### To do
Go through the entries below and pick out every line with "Temperature".

Figure content listings
==*==

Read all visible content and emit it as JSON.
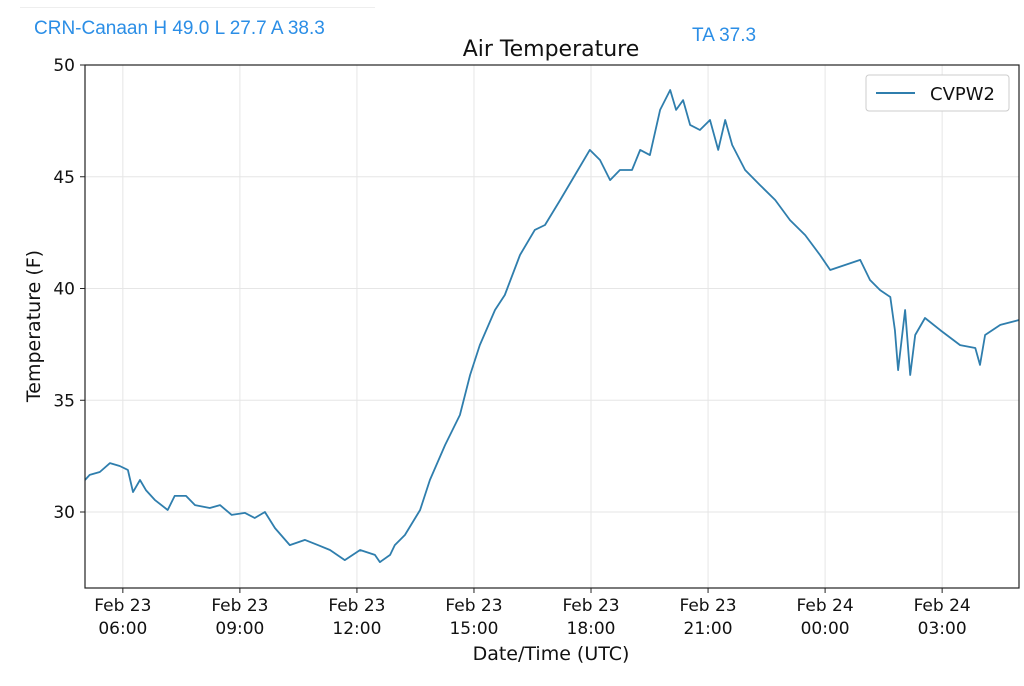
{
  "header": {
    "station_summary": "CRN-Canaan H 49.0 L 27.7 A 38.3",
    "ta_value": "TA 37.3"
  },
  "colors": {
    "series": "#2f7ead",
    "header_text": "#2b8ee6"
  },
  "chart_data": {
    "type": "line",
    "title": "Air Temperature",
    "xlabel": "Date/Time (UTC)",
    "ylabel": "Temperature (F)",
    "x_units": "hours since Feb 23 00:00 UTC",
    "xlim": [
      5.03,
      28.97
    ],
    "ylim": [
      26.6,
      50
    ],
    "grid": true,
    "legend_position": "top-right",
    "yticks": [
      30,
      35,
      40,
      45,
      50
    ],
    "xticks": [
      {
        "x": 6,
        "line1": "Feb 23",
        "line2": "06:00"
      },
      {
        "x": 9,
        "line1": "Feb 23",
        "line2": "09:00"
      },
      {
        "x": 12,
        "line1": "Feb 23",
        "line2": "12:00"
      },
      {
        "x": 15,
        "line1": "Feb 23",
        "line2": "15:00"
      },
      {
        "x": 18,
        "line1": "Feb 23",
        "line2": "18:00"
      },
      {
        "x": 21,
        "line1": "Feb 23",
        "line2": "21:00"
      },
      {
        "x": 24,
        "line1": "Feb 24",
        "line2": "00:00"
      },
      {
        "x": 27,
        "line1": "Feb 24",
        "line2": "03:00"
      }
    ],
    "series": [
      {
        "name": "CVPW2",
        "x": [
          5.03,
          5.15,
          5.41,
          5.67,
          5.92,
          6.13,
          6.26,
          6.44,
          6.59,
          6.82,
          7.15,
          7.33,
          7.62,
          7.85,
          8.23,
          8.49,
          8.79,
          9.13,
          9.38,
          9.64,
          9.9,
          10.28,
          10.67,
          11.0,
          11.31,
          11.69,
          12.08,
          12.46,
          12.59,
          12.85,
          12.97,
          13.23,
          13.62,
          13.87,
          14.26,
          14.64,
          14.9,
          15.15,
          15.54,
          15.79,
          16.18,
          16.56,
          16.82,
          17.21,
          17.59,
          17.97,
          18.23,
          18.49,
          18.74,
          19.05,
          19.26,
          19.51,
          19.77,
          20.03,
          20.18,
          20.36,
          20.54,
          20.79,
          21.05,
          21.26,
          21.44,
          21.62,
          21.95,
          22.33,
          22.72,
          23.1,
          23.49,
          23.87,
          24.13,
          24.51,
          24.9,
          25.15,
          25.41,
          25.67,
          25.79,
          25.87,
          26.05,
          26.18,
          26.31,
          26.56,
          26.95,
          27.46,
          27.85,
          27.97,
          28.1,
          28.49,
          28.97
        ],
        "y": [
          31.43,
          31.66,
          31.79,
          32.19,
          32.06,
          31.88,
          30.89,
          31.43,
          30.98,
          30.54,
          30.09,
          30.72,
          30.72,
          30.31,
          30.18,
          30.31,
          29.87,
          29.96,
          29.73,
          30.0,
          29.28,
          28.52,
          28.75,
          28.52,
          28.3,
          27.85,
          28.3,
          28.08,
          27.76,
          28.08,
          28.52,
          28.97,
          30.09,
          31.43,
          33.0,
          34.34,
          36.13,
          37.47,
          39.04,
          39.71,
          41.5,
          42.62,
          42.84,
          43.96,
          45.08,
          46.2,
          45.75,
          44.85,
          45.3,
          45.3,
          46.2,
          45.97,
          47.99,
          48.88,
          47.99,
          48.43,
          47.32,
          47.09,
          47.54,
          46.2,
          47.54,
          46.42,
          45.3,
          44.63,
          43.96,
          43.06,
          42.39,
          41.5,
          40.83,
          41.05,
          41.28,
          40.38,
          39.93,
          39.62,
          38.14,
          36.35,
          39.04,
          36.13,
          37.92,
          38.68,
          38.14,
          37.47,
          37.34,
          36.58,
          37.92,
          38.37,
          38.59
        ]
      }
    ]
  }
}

==*==

### Solution to this exercise
    "title": "Air Temperature",
    "ylabel": "Temperature (F)",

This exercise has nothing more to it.